Given information:
========================

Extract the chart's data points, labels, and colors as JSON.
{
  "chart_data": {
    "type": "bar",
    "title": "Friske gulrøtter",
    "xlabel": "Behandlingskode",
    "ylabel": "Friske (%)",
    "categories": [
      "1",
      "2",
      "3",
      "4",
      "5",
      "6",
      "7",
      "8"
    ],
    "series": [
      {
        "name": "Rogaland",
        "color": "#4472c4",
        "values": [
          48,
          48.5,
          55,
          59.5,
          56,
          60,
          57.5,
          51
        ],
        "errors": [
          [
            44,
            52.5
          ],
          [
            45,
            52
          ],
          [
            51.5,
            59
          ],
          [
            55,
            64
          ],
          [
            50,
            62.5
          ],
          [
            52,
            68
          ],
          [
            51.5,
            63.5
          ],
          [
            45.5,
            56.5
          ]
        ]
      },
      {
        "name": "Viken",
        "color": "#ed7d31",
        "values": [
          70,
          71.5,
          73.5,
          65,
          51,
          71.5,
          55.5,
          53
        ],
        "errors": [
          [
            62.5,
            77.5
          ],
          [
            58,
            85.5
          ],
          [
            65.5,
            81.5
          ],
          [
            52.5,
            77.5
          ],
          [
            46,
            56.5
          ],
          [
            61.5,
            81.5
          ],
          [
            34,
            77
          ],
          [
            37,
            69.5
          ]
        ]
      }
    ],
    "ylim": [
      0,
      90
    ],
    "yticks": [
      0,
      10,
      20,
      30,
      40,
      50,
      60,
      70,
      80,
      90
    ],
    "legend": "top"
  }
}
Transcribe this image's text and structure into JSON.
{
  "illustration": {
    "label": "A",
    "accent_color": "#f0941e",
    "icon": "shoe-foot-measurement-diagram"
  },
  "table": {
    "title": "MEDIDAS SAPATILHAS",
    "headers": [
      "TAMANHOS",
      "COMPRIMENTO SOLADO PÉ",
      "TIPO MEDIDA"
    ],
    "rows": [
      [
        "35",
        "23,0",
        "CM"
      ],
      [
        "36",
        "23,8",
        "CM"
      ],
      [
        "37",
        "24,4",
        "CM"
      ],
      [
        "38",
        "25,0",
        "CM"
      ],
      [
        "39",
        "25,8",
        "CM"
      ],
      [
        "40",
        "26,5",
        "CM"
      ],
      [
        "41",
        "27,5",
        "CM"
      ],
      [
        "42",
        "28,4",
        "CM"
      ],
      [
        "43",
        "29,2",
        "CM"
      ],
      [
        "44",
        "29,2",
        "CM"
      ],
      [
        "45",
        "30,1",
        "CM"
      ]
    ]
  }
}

========================

Stated problem: Search the data above for the string "Friske" and copy each line that has it.

Written answer:
    "title": "Friske gulrøtter",
    "ylabel": "Friske (%)",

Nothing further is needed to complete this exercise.